:: What you will do ::
Set down the records once more, please, exactly and with the pictures left out.

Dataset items
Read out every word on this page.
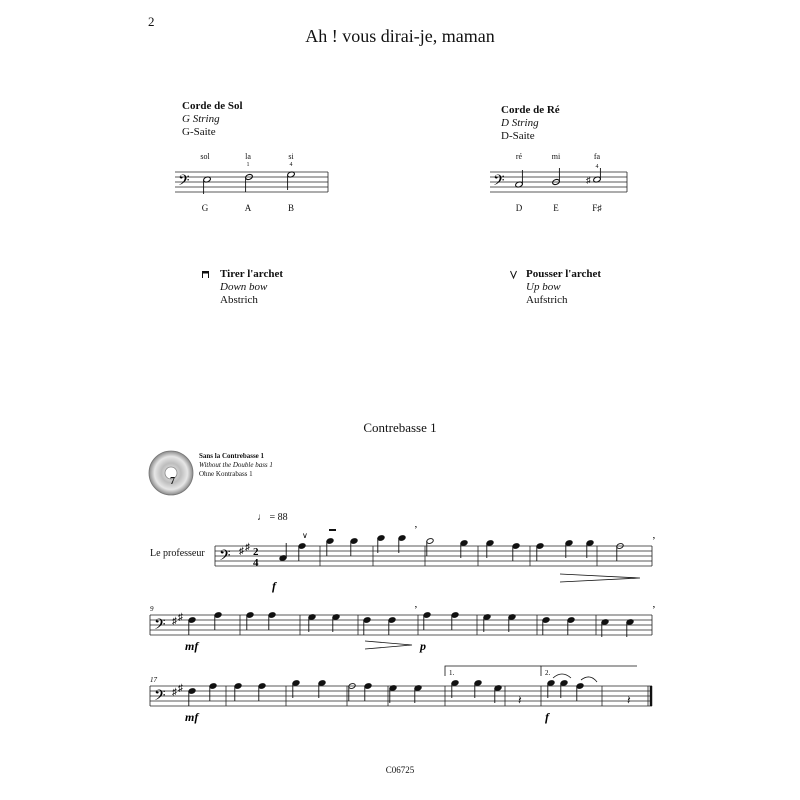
2
Ah ! vous dirai-je, maman
Corde de Sol
G String
G-Saite
sol	la	si
1	4
𝄢
G	A	B
Corde de Ré
D String
D-Saite
ré	mi	fa
4
𝄢	♯
D	E	F♯
Tirer l'archet
Down bow
Abstrich
Pousser l'archet
Up bow
Aufstrich
Contrebasse 1
7
Sans la Contrebasse 1
Without the Double bass 1
Ohne Kontrabass 1
♩ = 88
Le professeur 𝄢 ♯ ♯ 2
4
𝄢 ♯ ♯
9
𝄢 ♯ ♯
17
1.	2.
f
mf	p
mf	f
𝄽	𝄽
’
’
’	’
∨
C06725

:: Written reply ::
Read out every word on this page.
2
Ah ! vous dirai-je, maman
Corde de Sol
G String
G-Saite
sol	la	si
1	4
𝄢
G	A	B
Corde de Ré
D String
D-Saite
ré	mi	fa
4
𝄢	♯
D	E	F♯
Tirer l'archet
Down bow
Abstrich
Pousser l'archet
Up bow
Aufstrich
Contrebasse 1
7
Sans la Contrebasse 1
Without the Double bass 1
Ohne Kontrabass 1
♩ = 88
Le professeur 𝄢 ♯ ♯ 2
4
𝄢 ♯ ♯
9
𝄢 ♯ ♯
17
1.	2.
f
mf	p
mf	f
𝄽	𝄽
’
’
’	’
∨
C06725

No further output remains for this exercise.